Input material >>

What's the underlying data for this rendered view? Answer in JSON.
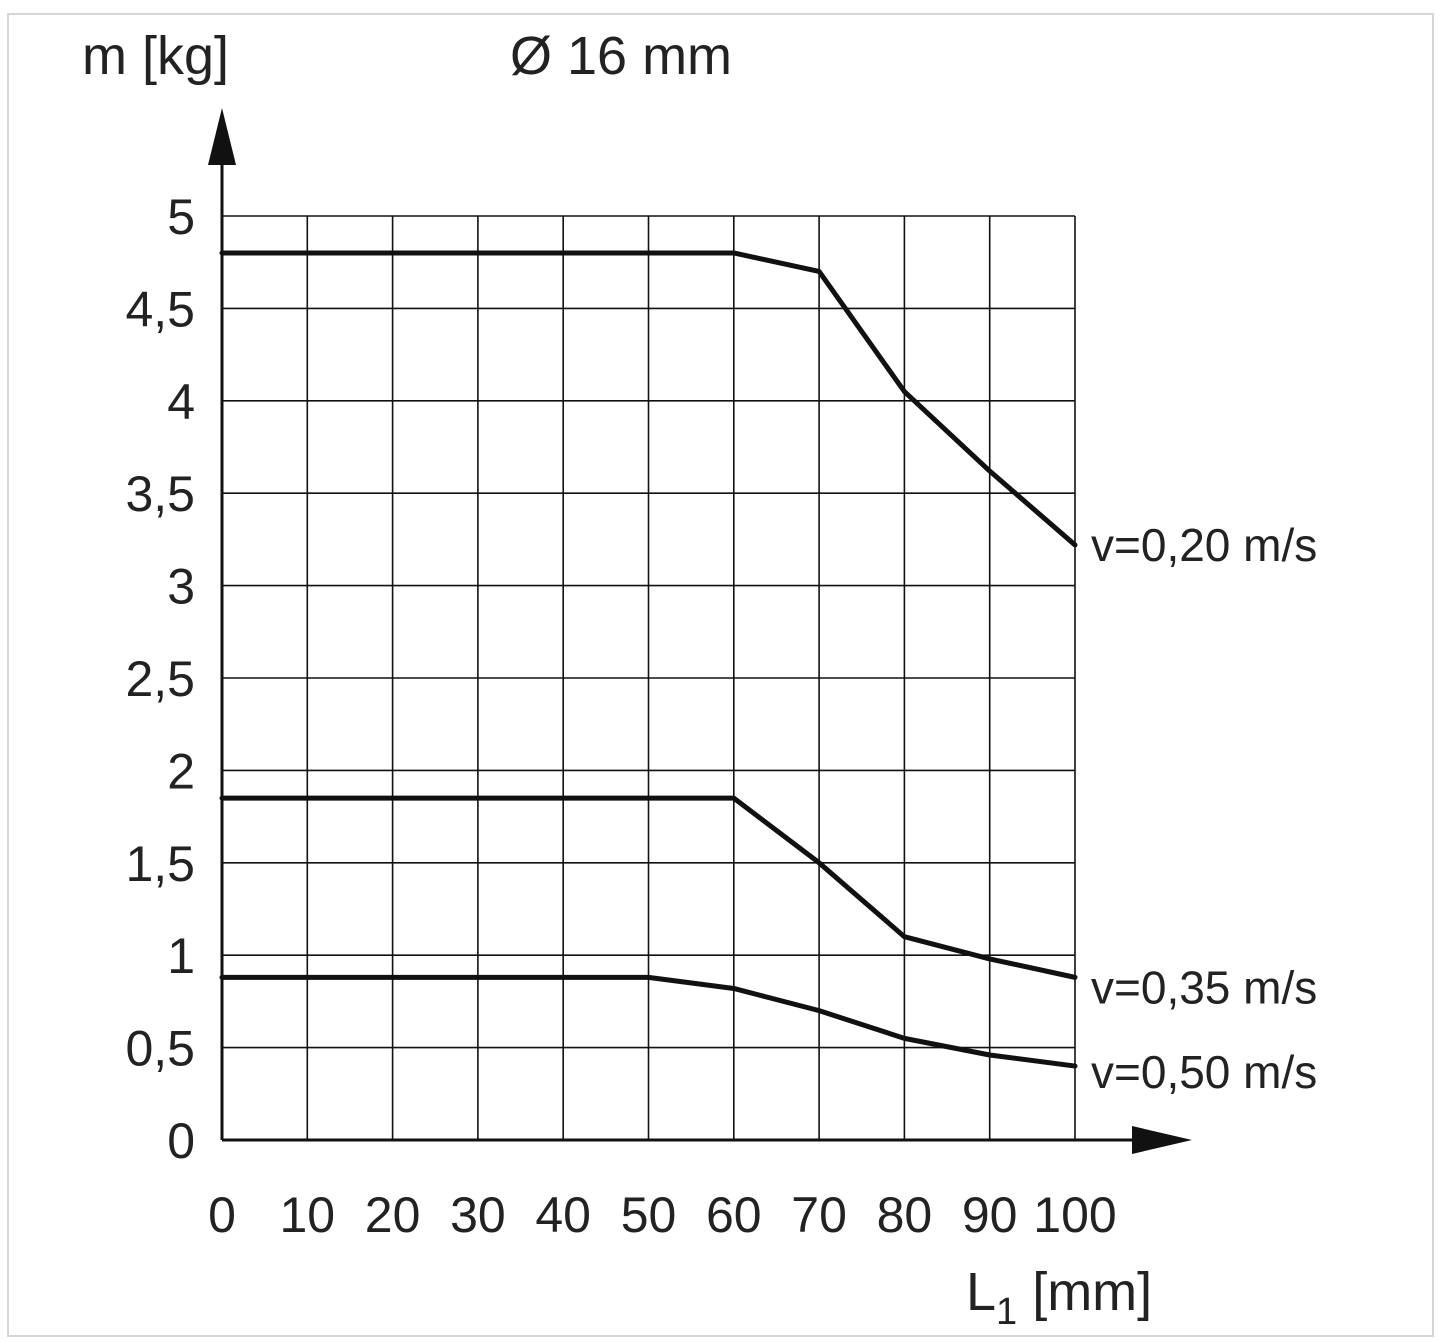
{
  "chart_data": {
    "type": "line",
    "title": "Ø 16 mm",
    "ylabel": "m [kg]",
    "xlabel_main": "L",
    "xlabel_sub": "1",
    "xlabel_unit": " [mm]",
    "xlim": [
      0,
      100
    ],
    "ylim": [
      0,
      5
    ],
    "x_ticks": [
      "0",
      "10",
      "20",
      "30",
      "40",
      "50",
      "60",
      "70",
      "80",
      "90",
      "100"
    ],
    "y_ticks": [
      "0",
      "0,5",
      "1",
      "1,5",
      "2",
      "2,5",
      "3",
      "3,5",
      "4",
      "4,5",
      "5"
    ],
    "grid": true,
    "series": [
      {
        "name": "v=0,20 m/s",
        "x": [
          0,
          10,
          20,
          30,
          40,
          50,
          60,
          70,
          80,
          90,
          100
        ],
        "y": [
          4.8,
          4.8,
          4.8,
          4.8,
          4.8,
          4.8,
          4.8,
          4.7,
          4.05,
          3.62,
          3.22
        ]
      },
      {
        "name": "v=0,35 m/s",
        "x": [
          0,
          10,
          20,
          30,
          40,
          50,
          60,
          70,
          80,
          90,
          100
        ],
        "y": [
          1.85,
          1.85,
          1.85,
          1.85,
          1.85,
          1.85,
          1.85,
          1.5,
          1.1,
          0.98,
          0.88
        ]
      },
      {
        "name": "v=0,50 m/s",
        "x": [
          0,
          10,
          20,
          30,
          40,
          50,
          60,
          70,
          80,
          90,
          100
        ],
        "y": [
          0.88,
          0.88,
          0.88,
          0.88,
          0.88,
          0.88,
          0.82,
          0.7,
          0.55,
          0.46,
          0.4
        ]
      }
    ]
  }
}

Written instruction >> Reproduce the full listing faithfully, but do not carry over any pictures.

Answer to the exercise >>
What's the underlying data for this rendered view? Answer in JSON.
{
  "chart_data": {
    "type": "line",
    "title": "Ø 16 mm",
    "ylabel": "m [kg]",
    "xlabel_main": "L",
    "xlabel_sub": "1",
    "xlabel_unit": " [mm]",
    "xlim": [
      0,
      100
    ],
    "ylim": [
      0,
      5
    ],
    "x_ticks": [
      "0",
      "10",
      "20",
      "30",
      "40",
      "50",
      "60",
      "70",
      "80",
      "90",
      "100"
    ],
    "y_ticks": [
      "0",
      "0,5",
      "1",
      "1,5",
      "2",
      "2,5",
      "3",
      "3,5",
      "4",
      "4,5",
      "5"
    ],
    "grid": true,
    "series": [
      {
        "name": "v=0,20 m/s",
        "x": [
          0,
          10,
          20,
          30,
          40,
          50,
          60,
          70,
          80,
          90,
          100
        ],
        "y": [
          4.8,
          4.8,
          4.8,
          4.8,
          4.8,
          4.8,
          4.8,
          4.7,
          4.05,
          3.62,
          3.22
        ]
      },
      {
        "name": "v=0,35 m/s",
        "x": [
          0,
          10,
          20,
          30,
          40,
          50,
          60,
          70,
          80,
          90,
          100
        ],
        "y": [
          1.85,
          1.85,
          1.85,
          1.85,
          1.85,
          1.85,
          1.85,
          1.5,
          1.1,
          0.98,
          0.88
        ]
      },
      {
        "name": "v=0,50 m/s",
        "x": [
          0,
          10,
          20,
          30,
          40,
          50,
          60,
          70,
          80,
          90,
          100
        ],
        "y": [
          0.88,
          0.88,
          0.88,
          0.88,
          0.88,
          0.88,
          0.82,
          0.7,
          0.55,
          0.46,
          0.4
        ]
      }
    ]
  }
}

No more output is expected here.